Could you retype all of the entries exactly, without their pictures?

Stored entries
↓
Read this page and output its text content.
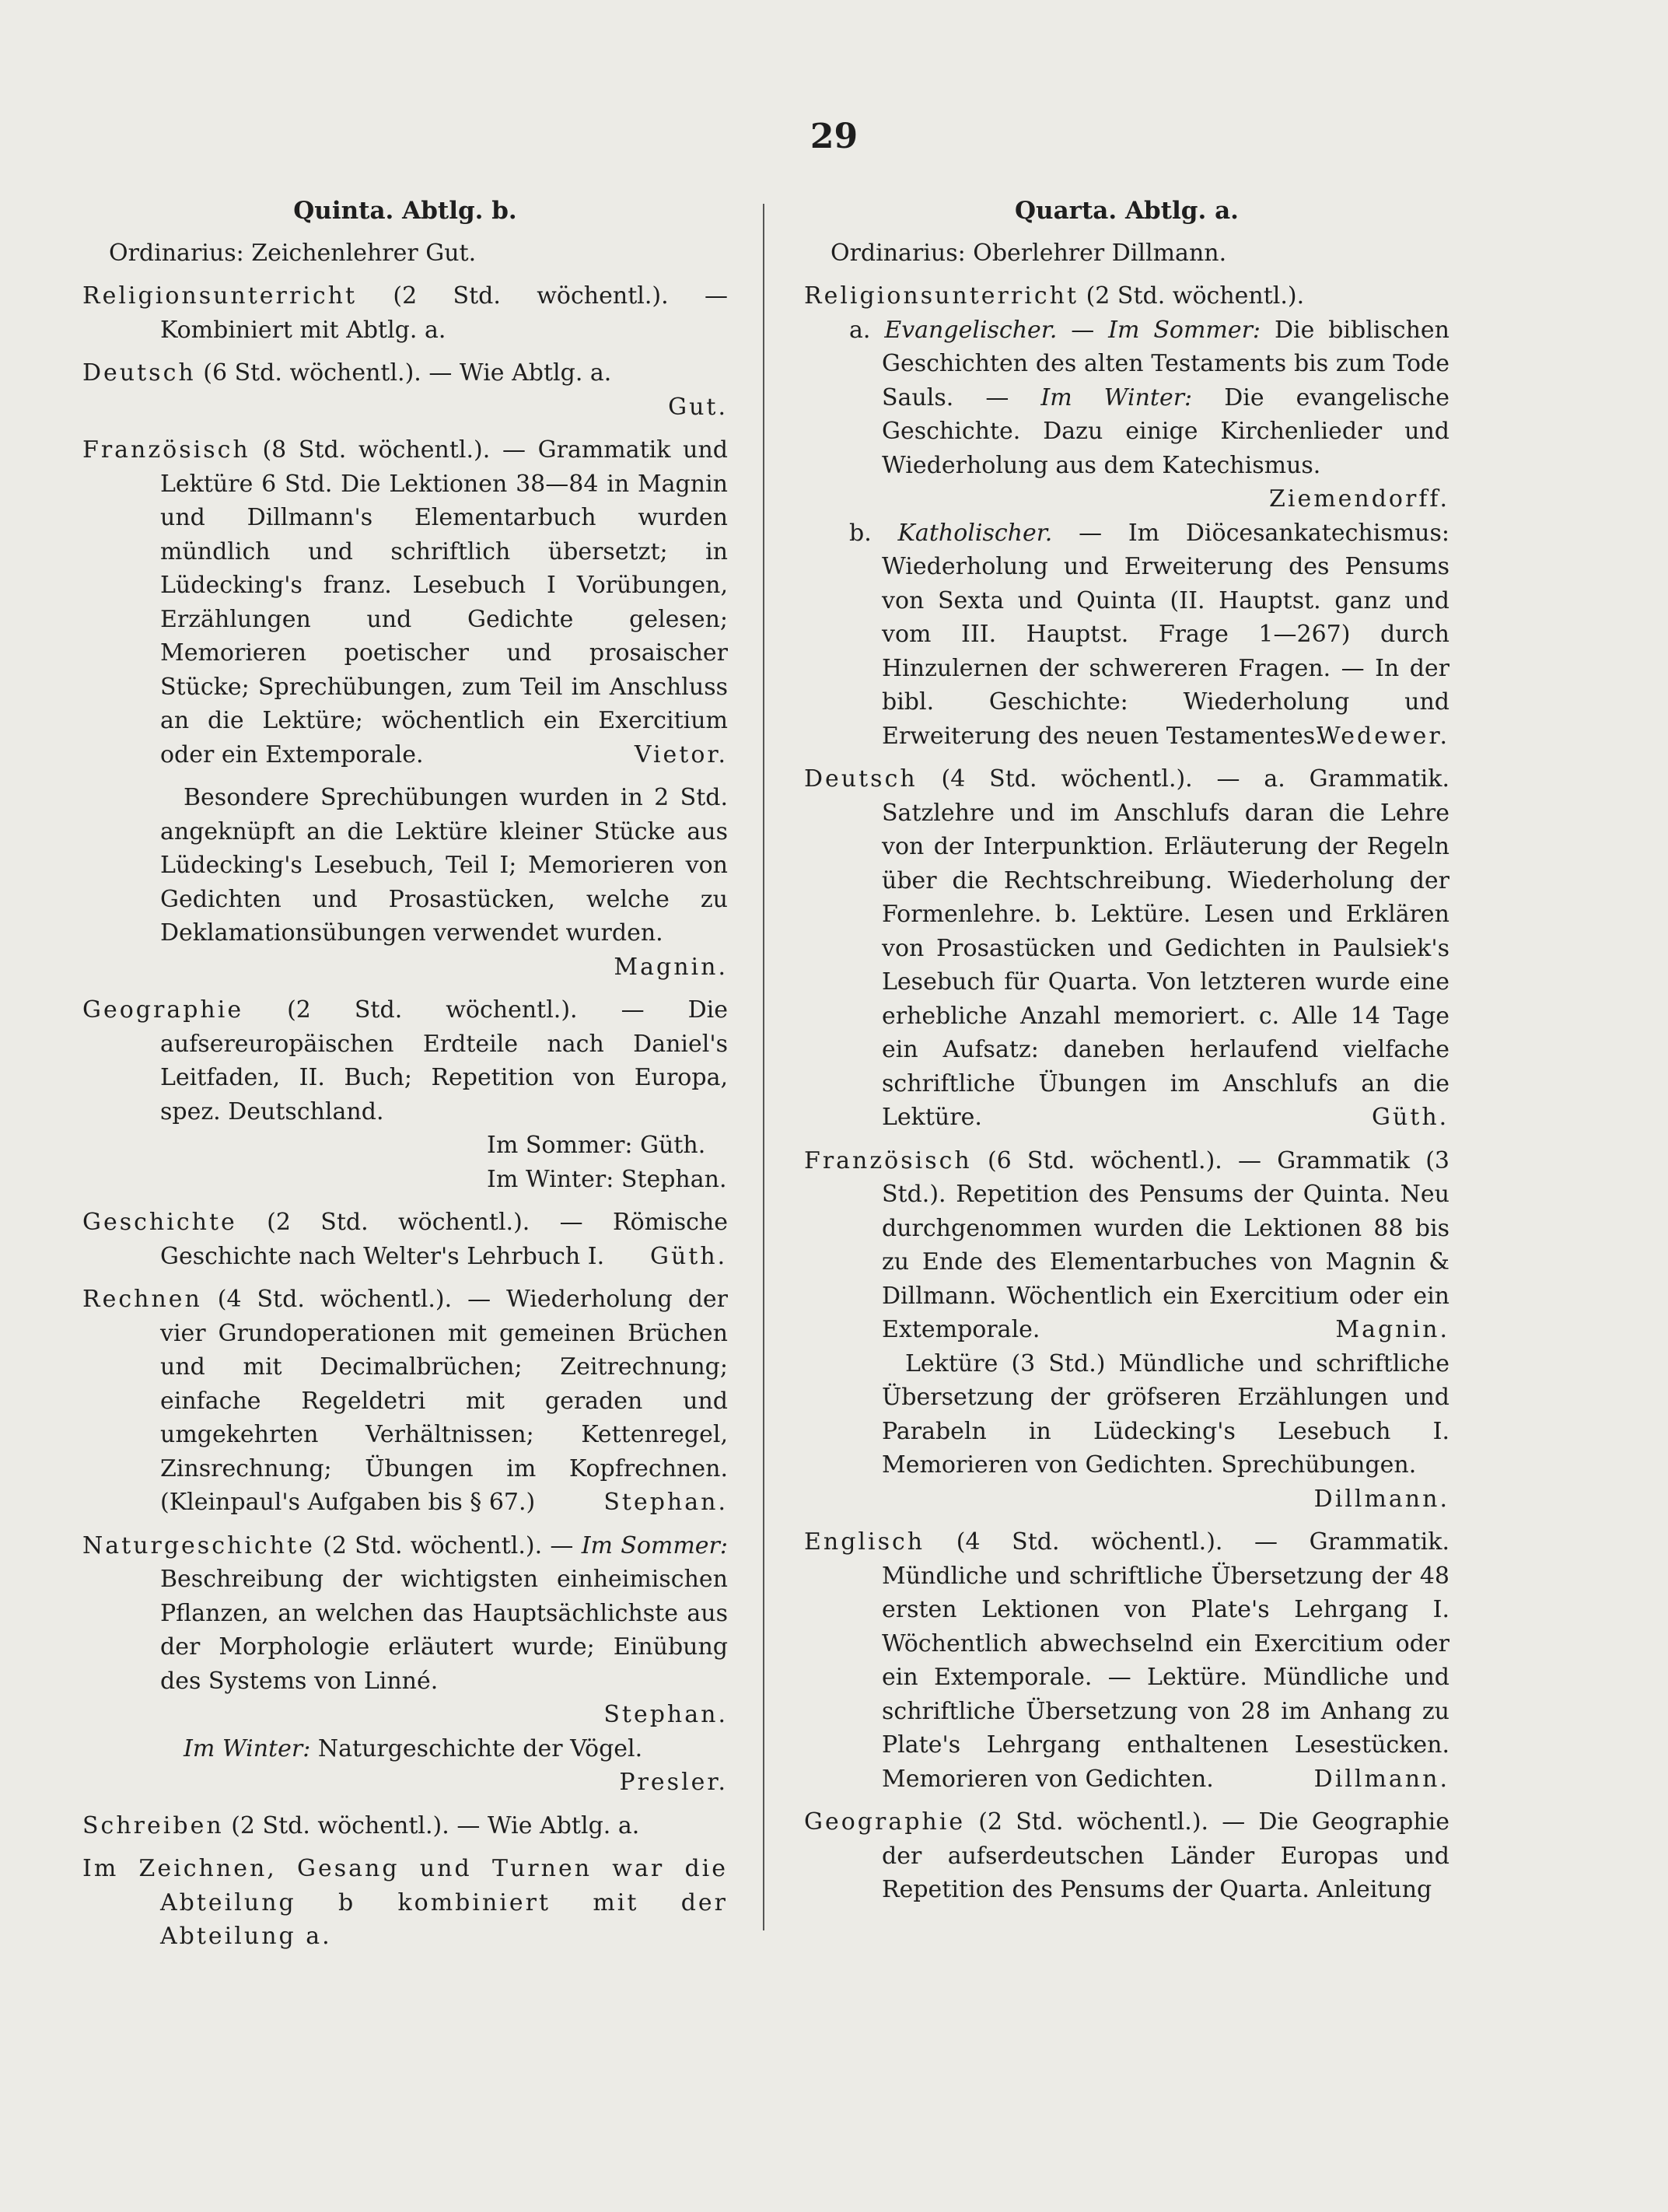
29
Quinta. Abtlg. b.
Ordinarius: Zeichenlehrer Gut.
Religionsunterricht (2 Std. wöchentl.). — Kombiniert mit Abtlg. a.
Deutsch (6 Std. wöchentl.). — Wie Abtlg. a.
Gut.
Französisch (8 Std. wöchentl.). — Grammatik und Lektüre 6 Std. Die Lektionen 38—84 in Magnin und Dillmann's Elementarbuch wurden mündlich und schriftlich übersetzt; in Lüdecking's franz. Lesebuch I Vorübungen, Erzählungen und Gedichte gelesen; Memorieren poetischer und prosaischer Stücke; Sprechübungen, zum Teil im Anschluss an die Lektüre; wöchentlich ein Exercitium oder ein Extemporale.	Vietor.
Besondere Sprechübungen wurden in 2 Std. angeknüpft an die Lektüre kleiner Stücke aus Lüdecking's Lesebuch, Teil I; Memorieren von Gedichten und Prosastücken, welche zu Deklamationsübungen verwendet wurden.
Magnin.
Geographie (2 Std. wöchentl.). — Die aufsereuropäischen Erdteile nach Daniel's Leitfaden, II. Buch; Repetition von Europa, spez. Deutschland.
Im Sommer: Güth.
Im Winter: Stephan.
Geschichte (2 Std. wöchentl.). — Römische Geschichte nach Welter's Lehrbuch I. Güth.
Rechnen (4 Std. wöchentl.). — Wiederholung der vier Grundoperationen mit gemeinen Brüchen und mit Decimalbrüchen; Zeitrechnung; einfache Regeldetri mit geraden und umgekehrten Verhältnissen; Kettenregel, Zinsrechnung; Übungen im Kopfrechnen. (Kleinpaul's Aufgaben bis § 67.)	Stephan.
Naturgeschichte (2 Std. wöchentl.). — Im Sommer: Beschreibung der wichtigsten einheimischen Pflanzen, an welchen das Hauptsächlichste aus der Morphologie erläutert wurde; Einübung des Systems von Linné.
Stephan.
Im Winter: Naturgeschichte der Vögel.
Presler.
Schreiben (2 Std. wöchentl.). — Wie Abtlg. a.
Im Zeichnen, Gesang und Turnen war die Abteilung b kombiniert mit der Abteilung a.
Quarta. Abtlg. a.
Ordinarius: Oberlehrer Dillmann.
Religionsunterricht (2 Std. wöchentl.).
a. Evangelischer. — Im Sommer: Die biblischen Geschichten des alten Testaments bis zum Tode Sauls. — Im Winter: Die evangelische Geschichte. Dazu einige Kirchenlieder und Wiederholung aus dem Katechismus.
Ziemendorff.
b. Katholischer. — Im Diöcesankatechismus: Wiederholung und Erweiterung des Pensums von Sexta und Quinta (II. Hauptst. ganz und vom III. Hauptst. Frage 1—267) durch Hinzulernen der schwereren Fragen. — In der bibl. Geschichte: Wiederholung und Erweiterung des neuen Testamentes.
Wedewer.
Deutsch (4 Std. wöchentl.). — a. Grammatik. Satzlehre und im Anschlufs daran die Lehre von der Interpunktion. Erläuterung der Regeln über die Rechtschreibung. Wiederholung der Formenlehre. b. Lektüre. Lesen und Erklären von Prosastücken und Gedichten in Paulsiek's Lesebuch für Quarta. Von letzteren wurde eine erhebliche Anzahl memoriert. c. Alle 14 Tage ein Aufsatz: daneben herlaufend vielfache schriftliche Übungen im Anschlufs an die Lektüre.	Güth.
Französisch (6 Std. wöchentl.). — Grammatik (3 Std.). Repetition des Pensums der Quinta. Neu durchgenommen wurden die Lektionen 88 bis zu Ende des Elementarbuches von Magnin & Dillmann. Wöchentlich ein Exercitium oder ein Extemporale.	Magnin.
Lektüre (3 Std.) Mündliche und schriftliche Übersetzung der gröfseren Erzählungen und Parabeln in Lüdecking's Lesebuch I. Memorieren von Gedichten. Sprechübungen.
Dillmann.
Englisch (4 Std. wöchentl.). — Grammatik. Mündliche und schriftliche Übersetzung der 48 ersten Lektionen von Plate's Lehrgang I. Wöchentlich abwechselnd ein Exercitium oder ein Extemporale. — Lektüre. Mündliche und schriftliche Übersetzung von 28 im Anhang zu Plate's Lehrgang enthaltenen Lesestücken. Memorieren von Gedichten.	Dillmann.
Geographie (2 Std. wöchentl.). — Die Geographie der aufserdeutschen Länder Europas und Repetition des Pensums der Quarta. Anleitung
↑
● **Response for this exercise**
Read this page and output its text content.
29
Quinta. Abtlg. b.
Ordinarius: Zeichenlehrer Gut.
Religionsunterricht (2 Std. wöchentl.). — Kombiniert mit Abtlg. a.
Deutsch (6 Std. wöchentl.). — Wie Abtlg. a.
Gut.
Französisch (8 Std. wöchentl.). — Grammatik und Lektüre 6 Std. Die Lektionen 38—84 in Magnin und Dillmann's Elementarbuch wurden mündlich und schriftlich übersetzt; in Lüdecking's franz. Lesebuch I Vorübungen, Erzählungen und Gedichte gelesen; Memorieren poetischer und prosaischer Stücke; Sprechübungen, zum Teil im Anschluss an die Lektüre; wöchentlich ein Exercitium oder ein Extemporale.	Vietor.
Besondere Sprechübungen wurden in 2 Std. angeknüpft an die Lektüre kleiner Stücke aus Lüdecking's Lesebuch, Teil I; Memorieren von Gedichten und Prosastücken, welche zu Deklamationsübungen verwendet wurden.
Magnin.
Geographie (2 Std. wöchentl.). — Die aufsereuropäischen Erdteile nach Daniel's Leitfaden, II. Buch; Repetition von Europa, spez. Deutschland.
Im Sommer: Güth.
Im Winter: Stephan.
Geschichte (2 Std. wöchentl.). — Römische Geschichte nach Welter's Lehrbuch I. Güth.
Rechnen (4 Std. wöchentl.). — Wiederholung der vier Grundoperationen mit gemeinen Brüchen und mit Decimalbrüchen; Zeitrechnung; einfache Regeldetri mit geraden und umgekehrten Verhältnissen; Kettenregel, Zinsrechnung; Übungen im Kopfrechnen. (Kleinpaul's Aufgaben bis § 67.)	Stephan.
Naturgeschichte (2 Std. wöchentl.). — Im Sommer: Beschreibung der wichtigsten einheimischen Pflanzen, an welchen das Hauptsächlichste aus der Morphologie erläutert wurde; Einübung des Systems von Linné.
Stephan.
Im Winter: Naturgeschichte der Vögel.
Presler.
Schreiben (2 Std. wöchentl.). — Wie Abtlg. a.
Im Zeichnen, Gesang und Turnen war die Abteilung b kombiniert mit der Abteilung a.
Quarta. Abtlg. a.
Ordinarius: Oberlehrer Dillmann.
Religionsunterricht (2 Std. wöchentl.).
a. Evangelischer. — Im Sommer: Die biblischen Geschichten des alten Testaments bis zum Tode Sauls. — Im Winter: Die evangelische Geschichte. Dazu einige Kirchenlieder und Wiederholung aus dem Katechismus.
Ziemendorff.
b. Katholischer. — Im Diöcesankatechismus: Wiederholung und Erweiterung des Pensums von Sexta und Quinta (II. Hauptst. ganz und vom III. Hauptst. Frage 1—267) durch Hinzulernen der schwereren Fragen. — In der bibl. Geschichte: Wiederholung und Erweiterung des neuen Testamentes.
Wedewer.
Deutsch (4 Std. wöchentl.). — a. Grammatik. Satzlehre und im Anschlufs daran die Lehre von der Interpunktion. Erläuterung der Regeln über die Rechtschreibung. Wiederholung der Formenlehre. b. Lektüre. Lesen und Erklären von Prosastücken und Gedichten in Paulsiek's Lesebuch für Quarta. Von letzteren wurde eine erhebliche Anzahl memoriert. c. Alle 14 Tage ein Aufsatz: daneben herlaufend vielfache schriftliche Übungen im Anschlufs an die Lektüre.	Güth.
Französisch (6 Std. wöchentl.). — Grammatik (3 Std.). Repetition des Pensums der Quinta. Neu durchgenommen wurden die Lektionen 88 bis zu Ende des Elementarbuches von Magnin & Dillmann. Wöchentlich ein Exercitium oder ein Extemporale.	Magnin.
Lektüre (3 Std.) Mündliche und schriftliche Übersetzung der gröfseren Erzählungen und Parabeln in Lüdecking's Lesebuch I. Memorieren von Gedichten. Sprechübungen.
Dillmann.
Englisch (4 Std. wöchentl.). — Grammatik. Mündliche und schriftliche Übersetzung der 48 ersten Lektionen von Plate's Lehrgang I. Wöchentlich abwechselnd ein Exercitium oder ein Extemporale. — Lektüre. Mündliche und schriftliche Übersetzung von 28 im Anhang zu Plate's Lehrgang enthaltenen Lesestücken. Memorieren von Gedichten.	Dillmann.
Geographie (2 Std. wöchentl.). — Die Geographie der aufserdeutschen Länder Europas und Repetition des Pensums der Quarta. Anleitung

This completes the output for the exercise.